_What you are asked to do_
Send back the entries below exactly as they appear.

_Provided records_
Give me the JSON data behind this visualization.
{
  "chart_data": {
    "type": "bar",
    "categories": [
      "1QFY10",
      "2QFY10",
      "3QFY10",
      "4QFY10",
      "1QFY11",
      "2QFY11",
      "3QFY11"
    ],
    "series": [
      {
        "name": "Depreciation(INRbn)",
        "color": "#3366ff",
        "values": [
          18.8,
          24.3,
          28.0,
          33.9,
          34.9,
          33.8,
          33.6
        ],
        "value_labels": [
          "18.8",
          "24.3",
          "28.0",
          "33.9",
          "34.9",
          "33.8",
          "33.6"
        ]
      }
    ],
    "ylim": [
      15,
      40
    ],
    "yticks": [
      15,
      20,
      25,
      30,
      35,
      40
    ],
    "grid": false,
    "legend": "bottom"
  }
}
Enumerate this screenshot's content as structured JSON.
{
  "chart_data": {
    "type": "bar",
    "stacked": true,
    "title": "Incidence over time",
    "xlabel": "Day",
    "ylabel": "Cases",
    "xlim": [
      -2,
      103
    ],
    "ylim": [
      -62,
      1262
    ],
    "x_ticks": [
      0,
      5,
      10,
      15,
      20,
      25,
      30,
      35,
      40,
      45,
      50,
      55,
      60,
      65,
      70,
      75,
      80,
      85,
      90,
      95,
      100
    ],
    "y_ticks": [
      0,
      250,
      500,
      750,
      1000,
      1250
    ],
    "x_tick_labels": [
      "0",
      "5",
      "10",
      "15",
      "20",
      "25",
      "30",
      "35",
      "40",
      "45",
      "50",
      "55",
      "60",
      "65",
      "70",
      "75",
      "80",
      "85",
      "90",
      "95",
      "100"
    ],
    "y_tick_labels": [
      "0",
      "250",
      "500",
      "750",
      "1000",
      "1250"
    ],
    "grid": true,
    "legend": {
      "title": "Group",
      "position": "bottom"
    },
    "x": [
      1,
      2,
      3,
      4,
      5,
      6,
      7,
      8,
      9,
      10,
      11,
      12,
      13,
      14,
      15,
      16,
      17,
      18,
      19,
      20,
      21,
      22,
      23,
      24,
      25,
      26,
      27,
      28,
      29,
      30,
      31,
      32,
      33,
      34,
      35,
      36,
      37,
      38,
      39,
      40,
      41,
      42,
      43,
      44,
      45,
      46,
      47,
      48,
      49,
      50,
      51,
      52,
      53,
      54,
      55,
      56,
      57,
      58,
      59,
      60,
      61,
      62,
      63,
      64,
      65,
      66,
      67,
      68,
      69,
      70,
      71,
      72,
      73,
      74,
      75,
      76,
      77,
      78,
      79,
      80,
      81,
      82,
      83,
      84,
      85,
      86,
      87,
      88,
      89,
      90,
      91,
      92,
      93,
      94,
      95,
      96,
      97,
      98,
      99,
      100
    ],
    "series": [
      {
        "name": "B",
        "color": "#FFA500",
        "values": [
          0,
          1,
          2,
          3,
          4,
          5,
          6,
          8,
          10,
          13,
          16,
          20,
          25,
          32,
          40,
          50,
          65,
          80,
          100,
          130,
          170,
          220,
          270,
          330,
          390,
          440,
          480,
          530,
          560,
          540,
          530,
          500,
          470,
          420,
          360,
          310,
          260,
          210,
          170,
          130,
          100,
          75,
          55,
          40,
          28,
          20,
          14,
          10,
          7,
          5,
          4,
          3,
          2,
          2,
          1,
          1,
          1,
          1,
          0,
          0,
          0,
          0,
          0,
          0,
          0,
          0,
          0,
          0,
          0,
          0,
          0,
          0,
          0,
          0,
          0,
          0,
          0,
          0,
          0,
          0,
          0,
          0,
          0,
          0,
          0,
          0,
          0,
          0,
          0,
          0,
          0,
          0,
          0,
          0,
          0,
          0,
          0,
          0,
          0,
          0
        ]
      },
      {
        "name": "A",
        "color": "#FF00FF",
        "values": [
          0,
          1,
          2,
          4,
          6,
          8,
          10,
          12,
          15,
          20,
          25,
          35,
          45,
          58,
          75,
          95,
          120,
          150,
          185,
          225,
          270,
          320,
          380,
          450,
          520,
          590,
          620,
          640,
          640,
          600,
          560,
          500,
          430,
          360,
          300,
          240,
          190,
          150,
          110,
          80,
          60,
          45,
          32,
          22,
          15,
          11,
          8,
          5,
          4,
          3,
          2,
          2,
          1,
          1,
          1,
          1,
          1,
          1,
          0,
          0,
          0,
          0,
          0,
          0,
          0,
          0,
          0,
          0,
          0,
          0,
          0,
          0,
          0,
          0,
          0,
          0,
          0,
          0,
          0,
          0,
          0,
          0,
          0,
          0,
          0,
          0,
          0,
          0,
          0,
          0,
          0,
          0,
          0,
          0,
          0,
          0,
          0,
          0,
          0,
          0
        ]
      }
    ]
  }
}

_Answer to this problem_
Give me the JSON data behind this visualization.
{
  "chart_data": {
    "type": "bar",
    "categories": [
      "1QFY10",
      "2QFY10",
      "3QFY10",
      "4QFY10",
      "1QFY11",
      "2QFY11",
      "3QFY11"
    ],
    "series": [
      {
        "name": "Depreciation(INRbn)",
        "color": "#3366ff",
        "values": [
          18.8,
          24.3,
          28.0,
          33.9,
          34.9,
          33.8,
          33.6
        ],
        "value_labels": [
          "18.8",
          "24.3",
          "28.0",
          "33.9",
          "34.9",
          "33.8",
          "33.6"
        ]
      }
    ],
    "ylim": [
      15,
      40
    ],
    "yticks": [
      15,
      20,
      25,
      30,
      35,
      40
    ],
    "grid": false,
    "legend": "bottom"
  }
}
Enumerate this screenshot's content as structured JSON.
{
  "chart_data": {
    "type": "bar",
    "stacked": true,
    "title": "Incidence over time",
    "xlabel": "Day",
    "ylabel": "Cases",
    "xlim": [
      -2,
      103
    ],
    "ylim": [
      -62,
      1262
    ],
    "x_ticks": [
      0,
      5,
      10,
      15,
      20,
      25,
      30,
      35,
      40,
      45,
      50,
      55,
      60,
      65,
      70,
      75,
      80,
      85,
      90,
      95,
      100
    ],
    "y_ticks": [
      0,
      250,
      500,
      750,
      1000,
      1250
    ],
    "x_tick_labels": [
      "0",
      "5",
      "10",
      "15",
      "20",
      "25",
      "30",
      "35",
      "40",
      "45",
      "50",
      "55",
      "60",
      "65",
      "70",
      "75",
      "80",
      "85",
      "90",
      "95",
      "100"
    ],
    "y_tick_labels": [
      "0",
      "250",
      "500",
      "750",
      "1000",
      "1250"
    ],
    "grid": true,
    "legend": {
      "title": "Group",
      "position": "bottom"
    },
    "x": [
      1,
      2,
      3,
      4,
      5,
      6,
      7,
      8,
      9,
      10,
      11,
      12,
      13,
      14,
      15,
      16,
      17,
      18,
      19,
      20,
      21,
      22,
      23,
      24,
      25,
      26,
      27,
      28,
      29,
      30,
      31,
      32,
      33,
      34,
      35,
      36,
      37,
      38,
      39,
      40,
      41,
      42,
      43,
      44,
      45,
      46,
      47,
      48,
      49,
      50,
      51,
      52,
      53,
      54,
      55,
      56,
      57,
      58,
      59,
      60,
      61,
      62,
      63,
      64,
      65,
      66,
      67,
      68,
      69,
      70,
      71,
      72,
      73,
      74,
      75,
      76,
      77,
      78,
      79,
      80,
      81,
      82,
      83,
      84,
      85,
      86,
      87,
      88,
      89,
      90,
      91,
      92,
      93,
      94,
      95,
      96,
      97,
      98,
      99,
      100
    ],
    "series": [
      {
        "name": "B",
        "color": "#FFA500",
        "values": [
          0,
          1,
          2,
          3,
          4,
          5,
          6,
          8,
          10,
          13,
          16,
          20,
          25,
          32,
          40,
          50,
          65,
          80,
          100,
          130,
          170,
          220,
          270,
          330,
          390,
          440,
          480,
          530,
          560,
          540,
          530,
          500,
          470,
          420,
          360,
          310,
          260,
          210,
          170,
          130,
          100,
          75,
          55,
          40,
          28,
          20,
          14,
          10,
          7,
          5,
          4,
          3,
          2,
          2,
          1,
          1,
          1,
          1,
          0,
          0,
          0,
          0,
          0,
          0,
          0,
          0,
          0,
          0,
          0,
          0,
          0,
          0,
          0,
          0,
          0,
          0,
          0,
          0,
          0,
          0,
          0,
          0,
          0,
          0,
          0,
          0,
          0,
          0,
          0,
          0,
          0,
          0,
          0,
          0,
          0,
          0,
          0,
          0,
          0,
          0
        ]
      },
      {
        "name": "A",
        "color": "#FF00FF",
        "values": [
          0,
          1,
          2,
          4,
          6,
          8,
          10,
          12,
          15,
          20,
          25,
          35,
          45,
          58,
          75,
          95,
          120,
          150,
          185,
          225,
          270,
          320,
          380,
          450,
          520,
          590,
          620,
          640,
          640,
          600,
          560,
          500,
          430,
          360,
          300,
          240,
          190,
          150,
          110,
          80,
          60,
          45,
          32,
          22,
          15,
          11,
          8,
          5,
          4,
          3,
          2,
          2,
          1,
          1,
          1,
          1,
          1,
          1,
          0,
          0,
          0,
          0,
          0,
          0,
          0,
          0,
          0,
          0,
          0,
          0,
          0,
          0,
          0,
          0,
          0,
          0,
          0,
          0,
          0,
          0,
          0,
          0,
          0,
          0,
          0,
          0,
          0,
          0,
          0,
          0,
          0,
          0,
          0,
          0,
          0,
          0,
          0,
          0,
          0,
          0
        ]
      }
    ]
  }
}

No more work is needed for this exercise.